#### RECORD EXCERPTS
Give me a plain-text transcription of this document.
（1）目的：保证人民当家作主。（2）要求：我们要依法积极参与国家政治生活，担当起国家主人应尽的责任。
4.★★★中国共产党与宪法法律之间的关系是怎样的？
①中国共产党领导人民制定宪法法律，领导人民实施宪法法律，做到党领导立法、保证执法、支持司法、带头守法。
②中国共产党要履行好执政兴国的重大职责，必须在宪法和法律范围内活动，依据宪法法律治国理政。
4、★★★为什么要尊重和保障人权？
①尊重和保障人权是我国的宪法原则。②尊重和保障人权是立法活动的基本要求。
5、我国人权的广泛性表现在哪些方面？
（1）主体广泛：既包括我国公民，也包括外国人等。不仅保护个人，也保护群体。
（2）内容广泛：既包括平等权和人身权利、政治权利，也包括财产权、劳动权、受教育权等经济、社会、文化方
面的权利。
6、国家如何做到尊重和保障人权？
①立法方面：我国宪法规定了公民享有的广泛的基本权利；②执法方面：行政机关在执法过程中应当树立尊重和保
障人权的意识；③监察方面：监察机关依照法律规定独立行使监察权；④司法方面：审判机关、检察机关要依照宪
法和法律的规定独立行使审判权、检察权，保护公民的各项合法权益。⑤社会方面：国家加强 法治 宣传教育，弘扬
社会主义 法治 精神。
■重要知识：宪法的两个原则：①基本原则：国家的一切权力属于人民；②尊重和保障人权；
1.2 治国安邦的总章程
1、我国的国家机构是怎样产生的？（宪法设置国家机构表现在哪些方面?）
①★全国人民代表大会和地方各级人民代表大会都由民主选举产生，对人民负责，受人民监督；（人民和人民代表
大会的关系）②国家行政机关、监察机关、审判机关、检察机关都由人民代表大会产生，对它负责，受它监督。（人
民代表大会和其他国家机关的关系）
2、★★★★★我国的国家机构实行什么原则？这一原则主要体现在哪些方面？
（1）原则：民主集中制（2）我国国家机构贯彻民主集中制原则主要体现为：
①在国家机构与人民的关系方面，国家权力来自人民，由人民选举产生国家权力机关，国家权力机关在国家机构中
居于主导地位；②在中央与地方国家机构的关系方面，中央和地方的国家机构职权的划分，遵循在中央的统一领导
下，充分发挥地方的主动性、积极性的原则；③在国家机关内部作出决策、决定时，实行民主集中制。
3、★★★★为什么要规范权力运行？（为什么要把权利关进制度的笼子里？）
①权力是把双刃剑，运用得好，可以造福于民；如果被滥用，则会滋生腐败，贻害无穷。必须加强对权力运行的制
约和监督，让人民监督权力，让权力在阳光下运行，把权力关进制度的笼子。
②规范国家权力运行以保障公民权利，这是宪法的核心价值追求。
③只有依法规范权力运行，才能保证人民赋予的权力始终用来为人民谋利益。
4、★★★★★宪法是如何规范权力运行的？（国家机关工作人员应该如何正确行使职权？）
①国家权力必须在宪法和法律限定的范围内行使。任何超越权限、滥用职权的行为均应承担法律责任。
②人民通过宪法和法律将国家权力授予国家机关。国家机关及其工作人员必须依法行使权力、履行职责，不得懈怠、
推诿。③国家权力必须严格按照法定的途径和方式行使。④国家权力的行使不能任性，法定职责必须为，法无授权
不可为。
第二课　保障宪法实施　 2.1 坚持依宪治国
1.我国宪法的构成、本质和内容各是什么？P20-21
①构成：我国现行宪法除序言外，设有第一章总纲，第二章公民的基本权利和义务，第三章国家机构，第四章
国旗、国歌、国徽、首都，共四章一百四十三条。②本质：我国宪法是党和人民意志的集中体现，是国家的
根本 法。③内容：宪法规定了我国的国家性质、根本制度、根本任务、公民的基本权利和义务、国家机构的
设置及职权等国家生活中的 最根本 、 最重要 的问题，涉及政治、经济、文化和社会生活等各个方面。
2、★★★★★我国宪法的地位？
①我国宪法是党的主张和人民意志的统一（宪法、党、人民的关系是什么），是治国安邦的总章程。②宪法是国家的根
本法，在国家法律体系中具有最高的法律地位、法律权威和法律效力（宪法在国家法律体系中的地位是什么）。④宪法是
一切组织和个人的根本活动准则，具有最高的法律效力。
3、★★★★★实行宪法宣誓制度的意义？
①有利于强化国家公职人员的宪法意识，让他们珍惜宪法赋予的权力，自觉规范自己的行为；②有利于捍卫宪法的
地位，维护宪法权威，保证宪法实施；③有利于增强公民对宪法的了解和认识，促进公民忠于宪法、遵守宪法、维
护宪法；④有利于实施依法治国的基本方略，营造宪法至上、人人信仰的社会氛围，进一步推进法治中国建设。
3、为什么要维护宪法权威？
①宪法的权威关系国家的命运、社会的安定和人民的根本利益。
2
########
EXERCISE AIM -> Retype every entry above, word for word.

ANSWER TO THIS PROBLEM ->
Give me a plain-text transcription of this document.
（1）目的：保证人民当家作主。（2）要求：我们要依法积极参与国家政治生活，担当起国家主人应尽的责任。
4.★★★中国共产党与宪法法律之间的关系是怎样的？
①中国共产党领导人民制定宪法法律，领导人民实施宪法法律，做到党领导立法、保证执法、支持司法、带头守法。
②中国共产党要履行好执政兴国的重大职责，必须在宪法和法律范围内活动，依据宪法法律治国理政。
4、★★★为什么要尊重和保障人权？
①尊重和保障人权是我国的宪法原则。②尊重和保障人权是立法活动的基本要求。
5、我国人权的广泛性表现在哪些方面？
（1）主体广泛：既包括我国公民，也包括外国人等。不仅保护个人，也保护群体。
（2）内容广泛：既包括平等权和人身权利、政治权利，也包括财产权、劳动权、受教育权等经济、社会、文化方
面的权利。
6、国家如何做到尊重和保障人权？
①立法方面：我国宪法规定了公民享有的广泛的基本权利；②执法方面：行政机关在执法过程中应当树立尊重和保
障人权的意识；③监察方面：监察机关依照法律规定独立行使监察权；④司法方面：审判机关、检察机关要依照宪
法和法律的规定独立行使审判权、检察权，保护公民的各项合法权益。⑤社会方面：国家加强 法治 宣传教育，弘扬
社会主义 法治 精神。
■重要知识：宪法的两个原则：①基本原则：国家的一切权力属于人民；②尊重和保障人权；
1.2 治国安邦的总章程
1、我国的国家机构是怎样产生的？（宪法设置国家机构表现在哪些方面?）
①★全国人民代表大会和地方各级人民代表大会都由民主选举产生，对人民负责，受人民监督；（人民和人民代表
大会的关系）②国家行政机关、监察机关、审判机关、检察机关都由人民代表大会产生，对它负责，受它监督。（人
民代表大会和其他国家机关的关系）
2、★★★★★我国的国家机构实行什么原则？这一原则主要体现在哪些方面？
（1）原则：民主集中制（2）我国国家机构贯彻民主集中制原则主要体现为：
①在国家机构与人民的关系方面，国家权力来自人民，由人民选举产生国家权力机关，国家权力机关在国家机构中
居于主导地位；②在中央与地方国家机构的关系方面，中央和地方的国家机构职权的划分，遵循在中央的统一领导
下，充分发挥地方的主动性、积极性的原则；③在国家机关内部作出决策、决定时，实行民主集中制。
3、★★★★为什么要规范权力运行？（为什么要把权利关进制度的笼子里？）
①权力是把双刃剑，运用得好，可以造福于民；如果被滥用，则会滋生腐败，贻害无穷。必须加强对权力运行的制
约和监督，让人民监督权力，让权力在阳光下运行，把权力关进制度的笼子。
②规范国家权力运行以保障公民权利，这是宪法的核心价值追求。
③只有依法规范权力运行，才能保证人民赋予的权力始终用来为人民谋利益。
4、★★★★★宪法是如何规范权力运行的？（国家机关工作人员应该如何正确行使职权？）
①国家权力必须在宪法和法律限定的范围内行使。任何超越权限、滥用职权的行为均应承担法律责任。
②人民通过宪法和法律将国家权力授予国家机关。国家机关及其工作人员必须依法行使权力、履行职责，不得懈怠、
推诿。③国家权力必须严格按照法定的途径和方式行使。④国家权力的行使不能任性，法定职责必须为，法无授权
不可为。
第二课　保障宪法实施　 2.1 坚持依宪治国
1.我国宪法的构成、本质和内容各是什么？P20-21
①构成：我国现行宪法除序言外，设有第一章总纲，第二章公民的基本权利和义务，第三章国家机构，第四章
国旗、国歌、国徽、首都，共四章一百四十三条。②本质：我国宪法是党和人民意志的集中体现，是国家的
根本 法。③内容：宪法规定了我国的国家性质、根本制度、根本任务、公民的基本权利和义务、国家机构的
设置及职权等国家生活中的 最根本 、 最重要 的问题，涉及政治、经济、文化和社会生活等各个方面。
2、★★★★★我国宪法的地位？
①我国宪法是党的主张和人民意志的统一（宪法、党、人民的关系是什么），是治国安邦的总章程。②宪法是国家的根
本法，在国家法律体系中具有最高的法律地位、法律权威和法律效力（宪法在国家法律体系中的地位是什么）。④宪法是
一切组织和个人的根本活动准则，具有最高的法律效力。
3、★★★★★实行宪法宣誓制度的意义？
①有利于强化国家公职人员的宪法意识，让他们珍惜宪法赋予的权力，自觉规范自己的行为；②有利于捍卫宪法的
地位，维护宪法权威，保证宪法实施；③有利于增强公民对宪法的了解和认识，促进公民忠于宪法、遵守宪法、维
护宪法；④有利于实施依法治国的基本方略，营造宪法至上、人人信仰的社会氛围，进一步推进法治中国建设。
3、为什么要维护宪法权威？
①宪法的权威关系国家的命运、社会的安定和人民的根本利益。
2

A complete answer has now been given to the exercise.